Start of Information supplied

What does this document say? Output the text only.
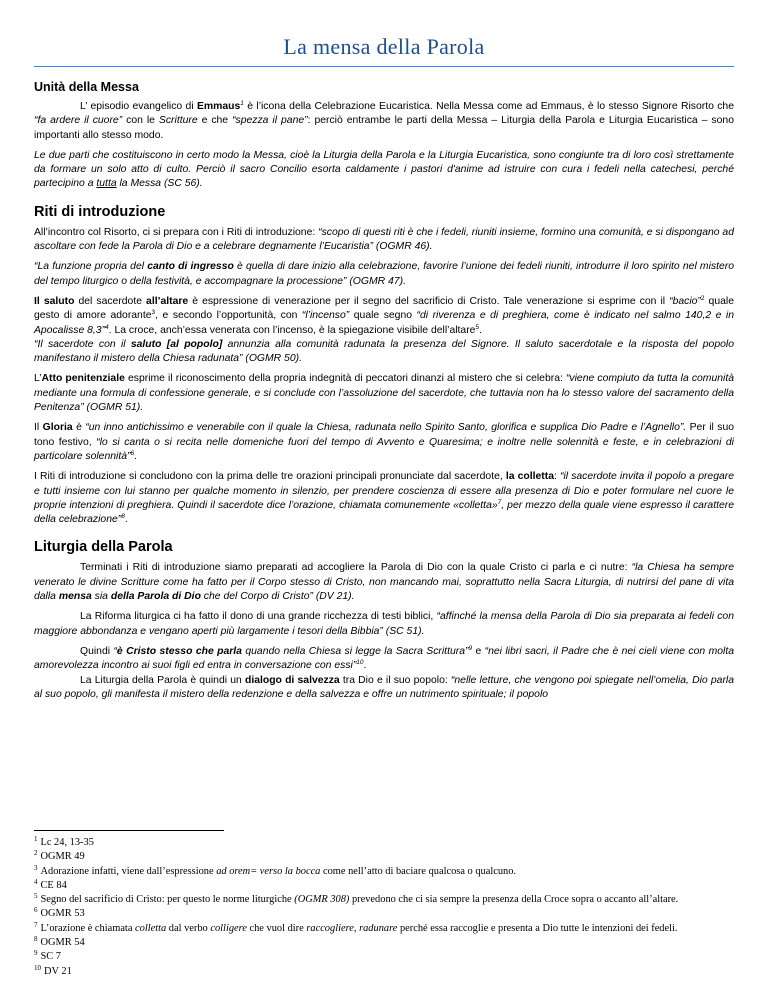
La mensa della Parola
Unità della Messa

L’ episodio evangelico di Emmaus$^1$ è l’icona della Celebrazione Eucaristica. Nella Messa come ad Emmaus, è lo stesso Signore Risorto che “fa ardere il cuore” con le Scritture e che “spezza il pane”: perciò entrambe le parti della Messa – Liturgia della Parola e Liturgia Eucaristica – sono importanti allo stesso modo.

Le due parti che costituiscono in certo modo la Messa, cioè la Liturgia della Parola e la Liturgia Eucaristica, sono congiunte tra di loro così strettamente da formare un solo atto di culto. Perciò il sacro Concilio esorta caldamente i pastori d'anime ad istruire con cura i fedeli nella catechesi, perché partecipino a tutta la Messa (SC 56).

Riti di introduzione

All’incontro col Risorto, ci si prepara con i Riti di introduzione: “scopo di questi riti è che i fedeli, riuniti insieme, formino una comunità, e si dispongano ad ascoltare con fede la Parola di Dio e a celebrare degnamente l’Eucaristia” (OGMR 46).

“La funzione propria del canto di ingresso è quella di dare inizio alla celebrazione, favorire l’unione dei fedeli riuniti, introdurre il loro spirito nel mistero del tempo liturgico o della festività, e accompagnare la processione” (OGMR 47).

Il saluto del sacerdote all’altare è espressione di venerazione per il segno del sacrificio di Cristo. Tale venerazione si esprime con il “bacio”$^2$ quale gesto di amore adorante$^3$, e secondo l’opportunità, con “l’incenso” quale segno “di riverenza e di preghiera, come è indicato nel salmo 140,2 e in Apocalisse 8,3”$^4$. La croce, anch’essa venerata con l’incenso, è la spiegazione visibile dell’altare$^5$.
“Il sacerdote con il saluto [al popolo] annunzia alla comunità radunata la presenza del Signore. Il saluto sacerdotale e la risposta del popolo manifestano il mistero della Chiesa radunata” (OGMR 50).

L’Atto penitenziale esprime il riconoscimento della propria indegnità di peccatori dinanzi al mistero che si celebra: “viene compiuto da tutta la comunità mediante una formula di confessione generale, e si conclude con l’assoluzione del sacerdote, che tuttavia non ha lo stesso valore del sacramento della Penitenza” (OGMR 51).

Il Gloria è “un inno antichissimo e venerabile con il quale la Chiesa, radunata nello Spirito Santo, glorifica e supplica Dio Padre e l’Agnello”. Per il suo tono festivo, “lo si canta o si recita nelle domeniche fuori del tempo di Avvento e Quaresima; e inoltre nelle solennità e feste, e in celebrazioni di particolare solennità”$^6$.

I Riti di introduzione si concludono con la prima delle tre orazioni principali pronunciate dal sacerdote, la colletta: “il sacerdote invita il popolo a pregare e tutti insieme con lui stanno per qualche momento in silenzio, per prendere coscienza di essere alla presenza di Dio e poter formulare nel cuore le proprie intenzioni di preghiera. Quindi il sacerdote dice l’orazione, chiamata comunemente «colletta»$^7$, per mezzo della quale viene espresso il carattere della celebrazione”$^8$.

Liturgia della Parola

Terminati i Riti di introduzione siamo preparati ad accogliere la Parola di Dio con la quale Cristo ci parla e ci nutre: “la Chiesa ha sempre venerato le divine Scritture come ha fatto per il Corpo stesso di Cristo, non mancando mai, soprattutto nella Sacra Liturgia, di nutrirsi del pane di vita dalla mensa sia della Parola di Dio che del Corpo di Cristo” (DV 21).

La Riforma liturgica ci ha fatto il dono di una grande ricchezza di testi biblici, “affinché la mensa della Parola di Dio sia preparata ai fedeli con maggiore abbondanza e vengano aperti più largamente i tesori della Bibbia” (SC 51).

Quindi “è Cristo stesso che parla quando nella Chiesa si legge la Sacra Scrittura”$^9$ e “nei libri sacri, il Padre che è nei cieli viene con molta amorevolezza incontro ai suoi figli ed entra in conversazione con essi”$^{10}$.

La Liturgia della Parola è quindi un dialogo di salvezza tra Dio e il suo popolo: “nelle letture, che vengono poi spiegate nell’omelia, Dio parla al suo popolo, gli manifesta il mistero della redenzione e della salvezza e offre un nutrimento spirituale; il popolo

$^1$ Lc 24, 13-35

$^2$ OGMR 49

$^3$ Adorazione infatti, viene dall’espressione ad orem= verso la bocca come nell’atto di baciare qualcosa o qualcuno.

$^4$ CE 84

$^5$ Segno del sacrificio di Cristo: per questo le norme liturgiche (OGMR 308) prevedono che ci sia sempre la presenza della Croce sopra o accanto all’altare.

$^6$ OGMR 53

$^7$ L’orazione è chiamata colletta dal verbo colligere che vuol dire raccogliere, radunare perché essa raccoglie e presenta a Dio tutte le intenzioni dei fedeli.

$^8$ OGMR 54

$^9$ SC 7

$^{10}$ DV 21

End of Information supplied

Challenge:
Copy, from the material, each line that holds the string "radunata".

Answer to the problem:
“Il sacerdote con il saluto [al popolo] annunzia alla comunità radunata la presenza del Signore. Il saluto sacerdotale e la risposta del popolo manifestano il mistero della Chiesa radunata” (OGMR 50).
Il Gloria è “un inno antichissimo e venerabile con il quale la Chiesa, radunata nello Spirito Santo, glorifica e supplica Dio Padre e l’Agnello”. Per il suo tono festivo, “lo si canta o si recita nelle domeniche fuori del tempo di Avvento e Quaresima; e inoltre nelle solennità e feste, e in celebrazioni di particolare solennità”$^6$.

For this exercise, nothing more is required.